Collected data

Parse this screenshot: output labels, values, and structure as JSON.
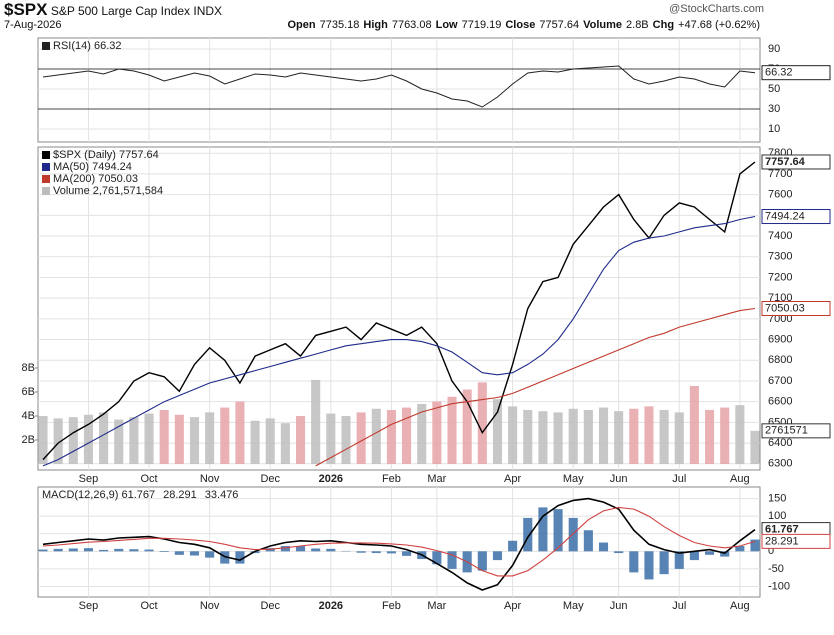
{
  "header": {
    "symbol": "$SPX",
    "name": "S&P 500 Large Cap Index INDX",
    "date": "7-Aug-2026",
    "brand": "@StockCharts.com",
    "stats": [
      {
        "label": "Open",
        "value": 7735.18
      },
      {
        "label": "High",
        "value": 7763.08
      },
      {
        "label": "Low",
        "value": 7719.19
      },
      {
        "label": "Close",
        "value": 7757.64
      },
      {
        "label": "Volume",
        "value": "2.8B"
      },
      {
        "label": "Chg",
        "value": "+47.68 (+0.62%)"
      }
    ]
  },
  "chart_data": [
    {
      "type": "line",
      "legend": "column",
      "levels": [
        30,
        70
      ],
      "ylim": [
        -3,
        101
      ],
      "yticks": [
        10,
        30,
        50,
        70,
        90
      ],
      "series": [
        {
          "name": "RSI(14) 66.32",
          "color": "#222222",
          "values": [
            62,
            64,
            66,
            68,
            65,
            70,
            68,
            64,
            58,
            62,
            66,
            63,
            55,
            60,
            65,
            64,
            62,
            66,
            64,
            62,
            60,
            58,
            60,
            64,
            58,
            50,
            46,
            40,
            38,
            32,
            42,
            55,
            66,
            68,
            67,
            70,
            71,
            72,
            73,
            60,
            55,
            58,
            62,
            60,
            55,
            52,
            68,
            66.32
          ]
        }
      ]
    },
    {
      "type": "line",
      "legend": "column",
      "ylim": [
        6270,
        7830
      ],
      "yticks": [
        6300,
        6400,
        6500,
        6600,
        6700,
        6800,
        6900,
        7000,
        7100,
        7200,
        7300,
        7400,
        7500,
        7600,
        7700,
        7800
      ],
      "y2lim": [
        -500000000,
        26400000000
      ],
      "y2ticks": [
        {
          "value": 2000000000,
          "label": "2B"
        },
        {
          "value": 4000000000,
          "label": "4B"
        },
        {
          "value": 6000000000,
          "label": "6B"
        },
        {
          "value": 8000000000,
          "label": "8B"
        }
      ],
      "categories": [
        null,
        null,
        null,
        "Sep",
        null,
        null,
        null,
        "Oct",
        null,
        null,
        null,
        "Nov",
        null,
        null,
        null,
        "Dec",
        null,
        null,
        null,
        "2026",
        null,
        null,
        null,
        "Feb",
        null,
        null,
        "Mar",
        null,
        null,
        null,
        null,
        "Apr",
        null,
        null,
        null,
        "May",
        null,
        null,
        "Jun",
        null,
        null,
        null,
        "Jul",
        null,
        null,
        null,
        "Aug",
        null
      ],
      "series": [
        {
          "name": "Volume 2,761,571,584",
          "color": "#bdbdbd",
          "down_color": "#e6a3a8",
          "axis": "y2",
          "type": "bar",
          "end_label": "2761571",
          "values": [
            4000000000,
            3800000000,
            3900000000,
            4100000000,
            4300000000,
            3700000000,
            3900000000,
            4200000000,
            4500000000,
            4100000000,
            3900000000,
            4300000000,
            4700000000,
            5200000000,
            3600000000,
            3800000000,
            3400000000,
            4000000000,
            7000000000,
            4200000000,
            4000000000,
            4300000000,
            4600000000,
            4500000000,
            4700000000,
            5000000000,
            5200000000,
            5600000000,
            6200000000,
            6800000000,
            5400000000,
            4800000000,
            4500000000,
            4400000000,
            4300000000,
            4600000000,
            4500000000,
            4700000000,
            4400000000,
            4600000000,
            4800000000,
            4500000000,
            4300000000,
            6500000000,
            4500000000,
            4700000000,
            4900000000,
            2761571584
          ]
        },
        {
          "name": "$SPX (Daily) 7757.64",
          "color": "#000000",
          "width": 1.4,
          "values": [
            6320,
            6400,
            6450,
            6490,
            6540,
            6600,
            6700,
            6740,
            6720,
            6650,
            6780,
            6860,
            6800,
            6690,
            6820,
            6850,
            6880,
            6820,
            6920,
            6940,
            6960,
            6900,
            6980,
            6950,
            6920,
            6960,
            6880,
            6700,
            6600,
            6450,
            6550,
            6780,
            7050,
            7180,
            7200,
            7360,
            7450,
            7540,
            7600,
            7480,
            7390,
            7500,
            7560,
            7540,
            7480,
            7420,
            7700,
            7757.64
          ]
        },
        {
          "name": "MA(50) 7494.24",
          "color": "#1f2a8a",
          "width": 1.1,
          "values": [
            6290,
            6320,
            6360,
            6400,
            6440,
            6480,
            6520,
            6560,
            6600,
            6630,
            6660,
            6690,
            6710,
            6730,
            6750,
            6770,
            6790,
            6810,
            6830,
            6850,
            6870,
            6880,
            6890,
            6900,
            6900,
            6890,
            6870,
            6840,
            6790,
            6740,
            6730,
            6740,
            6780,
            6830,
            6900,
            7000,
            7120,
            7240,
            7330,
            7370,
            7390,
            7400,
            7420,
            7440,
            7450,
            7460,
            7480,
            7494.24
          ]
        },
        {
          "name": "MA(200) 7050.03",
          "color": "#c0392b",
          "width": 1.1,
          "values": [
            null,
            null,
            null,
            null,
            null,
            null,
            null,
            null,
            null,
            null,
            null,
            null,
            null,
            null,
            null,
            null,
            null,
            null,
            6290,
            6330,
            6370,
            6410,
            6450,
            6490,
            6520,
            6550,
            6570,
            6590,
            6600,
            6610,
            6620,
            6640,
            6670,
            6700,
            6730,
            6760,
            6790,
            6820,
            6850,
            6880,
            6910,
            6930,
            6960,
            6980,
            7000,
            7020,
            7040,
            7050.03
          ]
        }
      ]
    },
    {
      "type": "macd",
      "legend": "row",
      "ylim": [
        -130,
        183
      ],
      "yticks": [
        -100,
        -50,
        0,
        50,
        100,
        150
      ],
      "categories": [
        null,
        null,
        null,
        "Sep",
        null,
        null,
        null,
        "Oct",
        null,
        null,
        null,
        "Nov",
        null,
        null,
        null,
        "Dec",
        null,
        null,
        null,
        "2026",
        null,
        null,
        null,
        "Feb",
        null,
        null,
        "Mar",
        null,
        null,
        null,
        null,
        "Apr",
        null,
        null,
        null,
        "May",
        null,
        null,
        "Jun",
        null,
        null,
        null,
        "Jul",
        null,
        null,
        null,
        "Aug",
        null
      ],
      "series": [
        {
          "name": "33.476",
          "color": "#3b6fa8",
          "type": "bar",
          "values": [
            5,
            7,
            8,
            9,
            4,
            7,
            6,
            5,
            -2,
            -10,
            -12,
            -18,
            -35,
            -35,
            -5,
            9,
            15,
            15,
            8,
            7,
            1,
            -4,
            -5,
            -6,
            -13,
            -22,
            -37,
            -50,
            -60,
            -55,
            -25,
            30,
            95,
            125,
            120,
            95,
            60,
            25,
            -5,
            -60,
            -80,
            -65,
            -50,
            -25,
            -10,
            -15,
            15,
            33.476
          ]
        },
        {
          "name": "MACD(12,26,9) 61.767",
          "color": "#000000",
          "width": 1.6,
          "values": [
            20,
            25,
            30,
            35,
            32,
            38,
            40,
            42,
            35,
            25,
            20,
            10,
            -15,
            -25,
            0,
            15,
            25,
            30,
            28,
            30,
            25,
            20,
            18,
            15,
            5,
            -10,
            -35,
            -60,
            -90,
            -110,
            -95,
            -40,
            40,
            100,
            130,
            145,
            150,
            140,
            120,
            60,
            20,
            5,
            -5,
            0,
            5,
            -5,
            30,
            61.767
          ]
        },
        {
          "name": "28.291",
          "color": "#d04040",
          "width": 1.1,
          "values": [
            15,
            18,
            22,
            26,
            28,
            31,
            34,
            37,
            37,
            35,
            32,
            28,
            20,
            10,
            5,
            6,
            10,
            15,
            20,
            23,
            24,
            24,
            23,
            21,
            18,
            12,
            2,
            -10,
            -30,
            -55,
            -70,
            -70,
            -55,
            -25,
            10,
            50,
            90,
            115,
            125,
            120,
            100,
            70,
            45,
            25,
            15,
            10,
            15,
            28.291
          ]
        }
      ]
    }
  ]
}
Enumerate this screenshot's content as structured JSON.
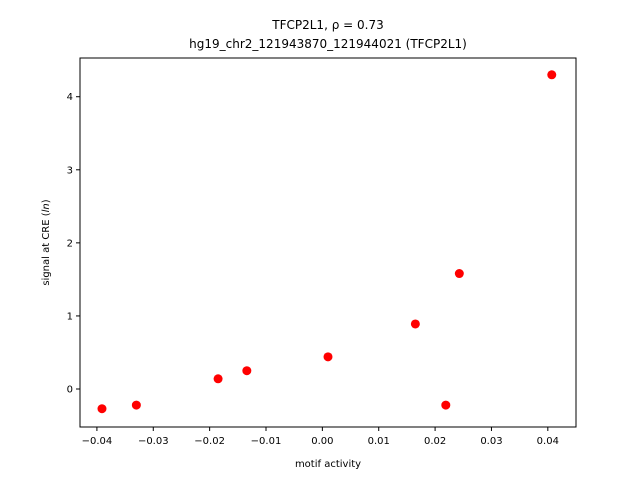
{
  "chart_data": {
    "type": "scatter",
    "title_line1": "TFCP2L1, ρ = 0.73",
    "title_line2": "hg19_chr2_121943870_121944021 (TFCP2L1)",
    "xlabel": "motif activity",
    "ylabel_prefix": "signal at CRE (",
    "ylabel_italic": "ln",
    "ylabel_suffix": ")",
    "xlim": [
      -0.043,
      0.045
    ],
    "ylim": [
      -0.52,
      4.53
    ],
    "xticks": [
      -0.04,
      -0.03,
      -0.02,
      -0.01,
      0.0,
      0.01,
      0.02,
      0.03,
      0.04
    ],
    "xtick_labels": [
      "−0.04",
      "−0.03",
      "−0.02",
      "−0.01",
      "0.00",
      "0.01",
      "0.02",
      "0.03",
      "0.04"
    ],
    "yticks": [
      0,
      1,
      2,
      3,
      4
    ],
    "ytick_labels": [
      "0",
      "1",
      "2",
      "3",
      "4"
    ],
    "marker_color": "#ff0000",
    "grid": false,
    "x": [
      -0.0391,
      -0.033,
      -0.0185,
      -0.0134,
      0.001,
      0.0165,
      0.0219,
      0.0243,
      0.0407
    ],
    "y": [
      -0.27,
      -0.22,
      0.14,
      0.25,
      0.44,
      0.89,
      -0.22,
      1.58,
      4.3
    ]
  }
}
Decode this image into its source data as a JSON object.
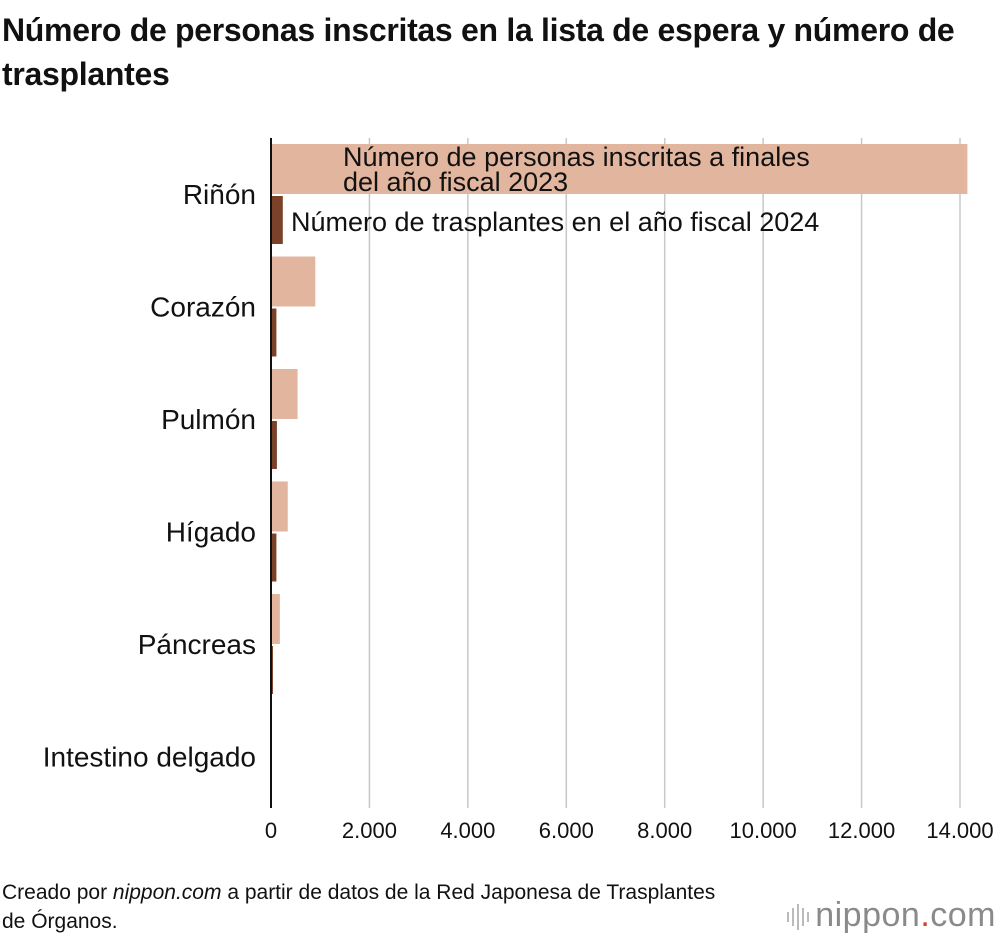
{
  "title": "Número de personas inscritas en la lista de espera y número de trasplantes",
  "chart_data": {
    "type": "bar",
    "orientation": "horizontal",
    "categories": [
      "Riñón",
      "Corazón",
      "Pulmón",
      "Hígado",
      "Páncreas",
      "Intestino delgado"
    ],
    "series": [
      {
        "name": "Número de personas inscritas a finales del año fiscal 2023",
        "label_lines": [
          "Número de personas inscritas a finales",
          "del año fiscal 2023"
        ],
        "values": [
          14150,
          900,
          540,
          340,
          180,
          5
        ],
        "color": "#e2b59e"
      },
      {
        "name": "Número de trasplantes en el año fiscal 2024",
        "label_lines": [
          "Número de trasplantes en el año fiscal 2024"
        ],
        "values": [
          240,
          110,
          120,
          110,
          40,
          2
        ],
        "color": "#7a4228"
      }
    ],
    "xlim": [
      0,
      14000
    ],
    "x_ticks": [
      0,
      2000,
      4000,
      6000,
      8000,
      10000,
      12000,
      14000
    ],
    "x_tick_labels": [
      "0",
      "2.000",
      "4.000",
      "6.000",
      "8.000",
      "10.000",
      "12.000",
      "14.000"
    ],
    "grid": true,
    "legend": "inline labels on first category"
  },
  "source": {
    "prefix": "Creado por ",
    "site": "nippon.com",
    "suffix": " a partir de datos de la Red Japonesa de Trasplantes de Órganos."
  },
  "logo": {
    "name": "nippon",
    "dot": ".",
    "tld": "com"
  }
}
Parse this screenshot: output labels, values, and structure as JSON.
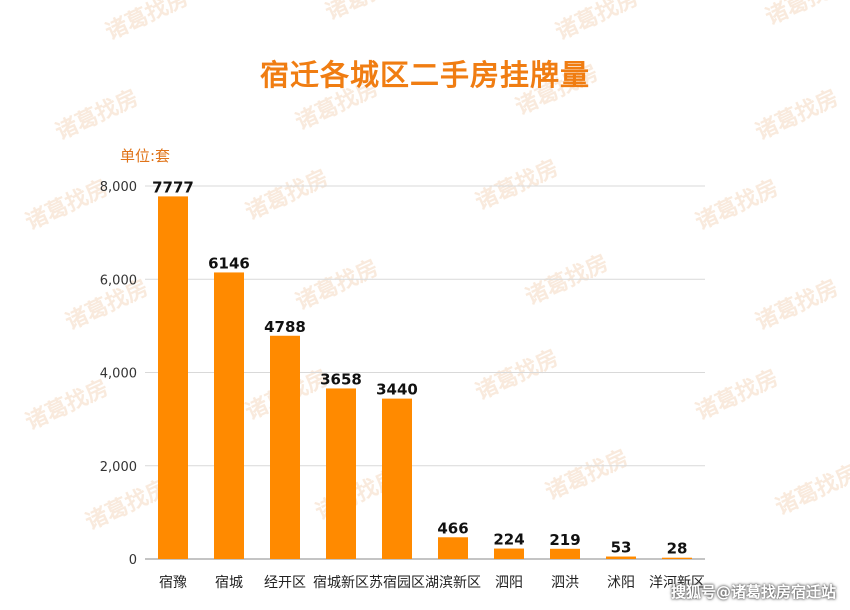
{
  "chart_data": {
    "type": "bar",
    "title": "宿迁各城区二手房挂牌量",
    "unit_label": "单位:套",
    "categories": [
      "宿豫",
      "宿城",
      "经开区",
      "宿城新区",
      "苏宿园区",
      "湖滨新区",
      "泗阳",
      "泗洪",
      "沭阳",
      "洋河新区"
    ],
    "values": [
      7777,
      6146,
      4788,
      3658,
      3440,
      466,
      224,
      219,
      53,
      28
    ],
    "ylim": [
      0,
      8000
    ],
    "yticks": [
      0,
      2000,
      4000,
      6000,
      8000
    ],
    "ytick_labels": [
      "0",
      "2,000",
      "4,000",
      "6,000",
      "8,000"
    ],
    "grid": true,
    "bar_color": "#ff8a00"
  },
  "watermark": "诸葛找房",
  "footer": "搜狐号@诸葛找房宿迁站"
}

## WHAT YOU WILL DO:
Find all the lines containing "personas" in the material, then copy them.

## SOLUTION FOR THIS EXERCISE:
  "title": "Número de personas inscritas en la lista de espera y número de trasplantes",
        "name": "Número de personas inscritas a finales del año fiscal 2023",
          "Número de personas inscritas a finales",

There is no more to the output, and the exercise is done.